__Exercise goal__: Word for word, give the listing below again.

_ _ _ _ _

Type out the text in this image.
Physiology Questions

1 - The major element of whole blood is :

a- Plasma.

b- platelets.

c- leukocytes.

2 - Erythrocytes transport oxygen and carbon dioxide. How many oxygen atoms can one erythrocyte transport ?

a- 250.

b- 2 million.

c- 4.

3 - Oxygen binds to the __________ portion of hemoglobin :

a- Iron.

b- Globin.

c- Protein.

_ _ _ _ _

__Answer for the task__:
Type out the text in this image.
Physiology Questions

1 - The major element of whole blood is :

a- Plasma.

b- platelets.

c- leukocytes.

2 - Erythrocytes transport oxygen and carbon dioxide. How many oxygen atoms can one erythrocyte transport ?

a- 250.

b- 2 million.

c- 4.

3 - Oxygen binds to the __________ portion of hemoglobin :

a- Iron.

b- Globin.

c- Protein.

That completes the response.